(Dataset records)
>>
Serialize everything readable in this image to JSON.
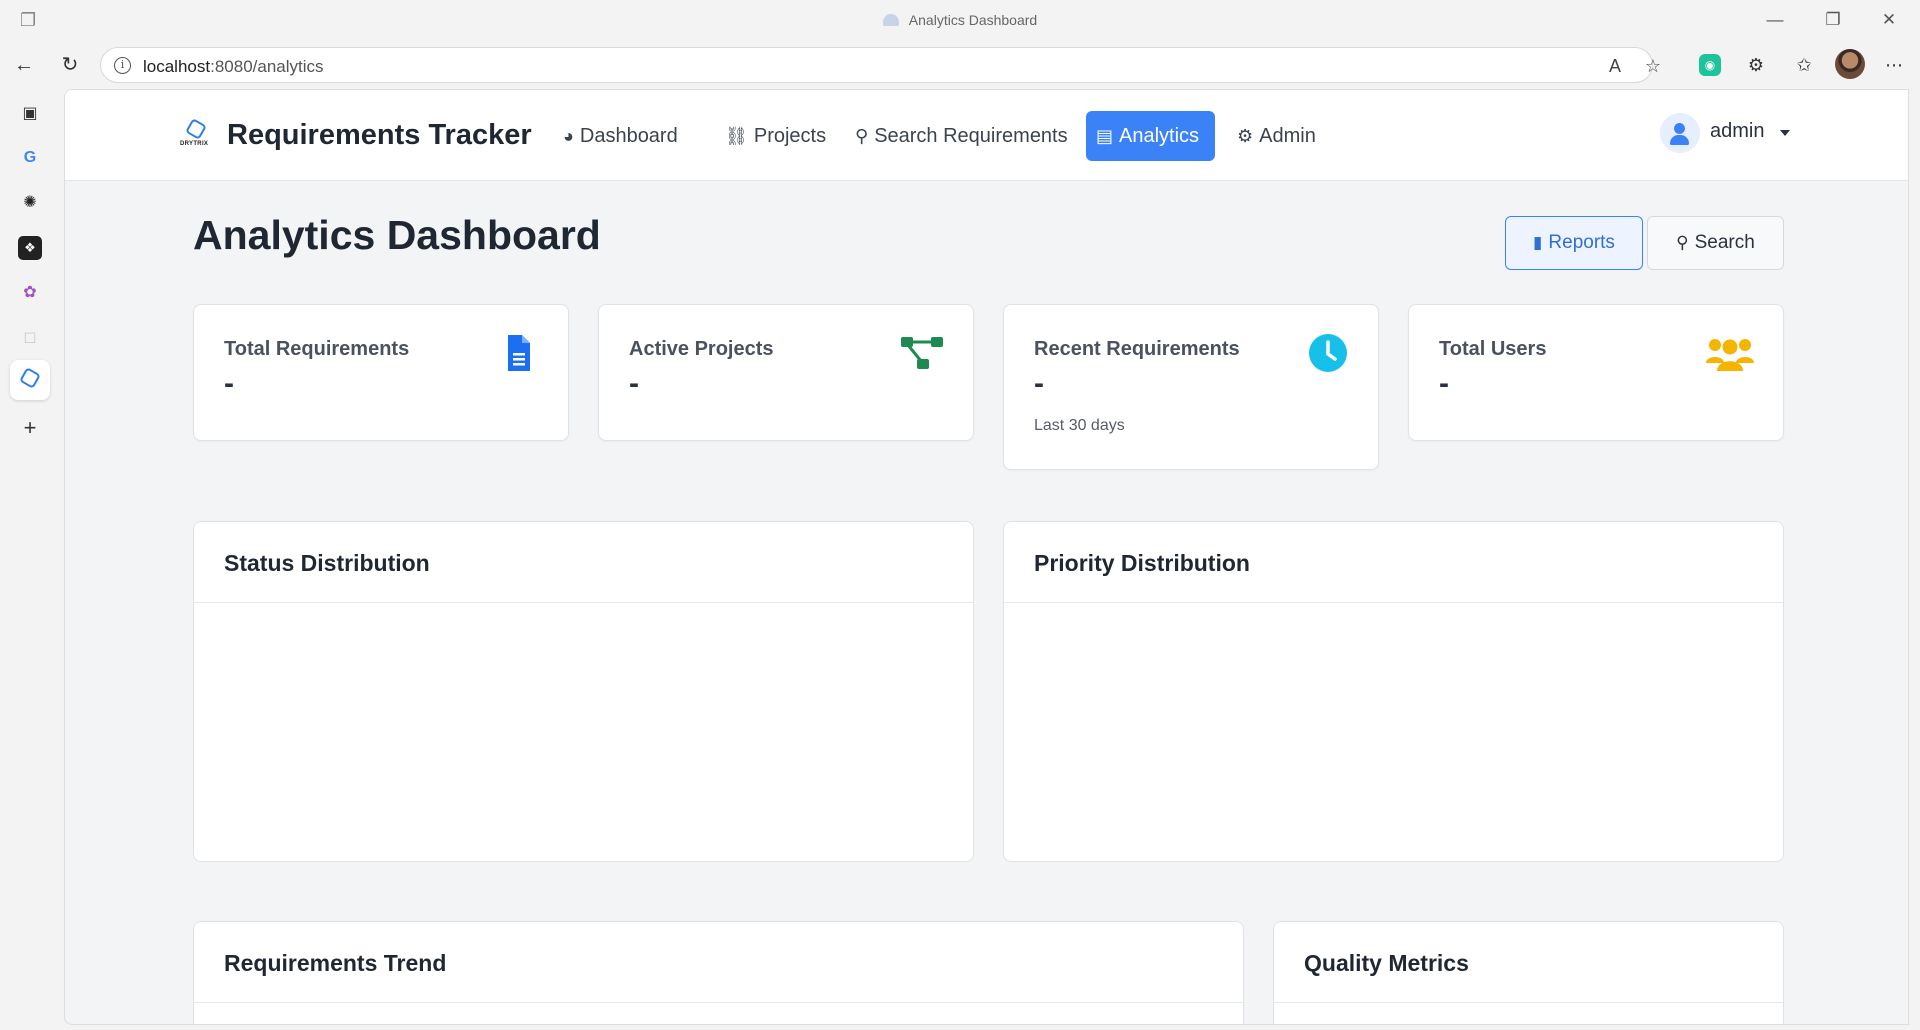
{
  "browser": {
    "window_title": "Analytics Dashboard",
    "url_host": "localhost",
    "url_path": ":8080/analytics"
  },
  "sidebar_icons": [
    "tabs-icon",
    "google-icon",
    "openai-icon",
    "app-icon",
    "brain-icon",
    "cube-icon",
    "drytrix-icon",
    "add-icon"
  ],
  "nav": {
    "brand_logo_text": "DRYTRIX",
    "brand": "Requirements Tracker",
    "links": [
      {
        "label": "Dashboard",
        "icon": "dashboard-icon"
      },
      {
        "label": "Projects",
        "icon": "projects-icon"
      },
      {
        "label": "Search Requirements",
        "icon": "search-icon"
      },
      {
        "label": "Analytics",
        "icon": "chart-icon",
        "active": true
      },
      {
        "label": "Admin",
        "icon": "gear-icon"
      }
    ],
    "user": "admin"
  },
  "page": {
    "title": "Analytics Dashboard",
    "reports_label": "Reports",
    "search_label": "Search"
  },
  "stats": [
    {
      "label": "Total Requirements",
      "value": "-",
      "sub": "",
      "icon": "document-icon",
      "color": "#1d6ff2"
    },
    {
      "label": "Active Projects",
      "value": "-",
      "sub": "",
      "icon": "project-tree-icon",
      "color": "#1e8a52"
    },
    {
      "label": "Recent Requirements",
      "value": "-",
      "sub": "Last 30 days",
      "icon": "clock-icon",
      "color": "#17c0e8"
    },
    {
      "label": "Total Users",
      "value": "-",
      "sub": "",
      "icon": "users-icon",
      "color": "#f5b400"
    }
  ],
  "panels": {
    "status": "Status Distribution",
    "priority": "Priority Distribution",
    "trend": "Requirements Trend",
    "quality": "Quality Metrics"
  },
  "colors": {
    "accent": "#3b82f6",
    "text": "#1f2733"
  }
}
<<
Only lines with "Total" are wanted here; list each of them.

> **ANSWER TO THE PROBLEM**:
      "label": "Total Requirements",
      "label": "Total Users",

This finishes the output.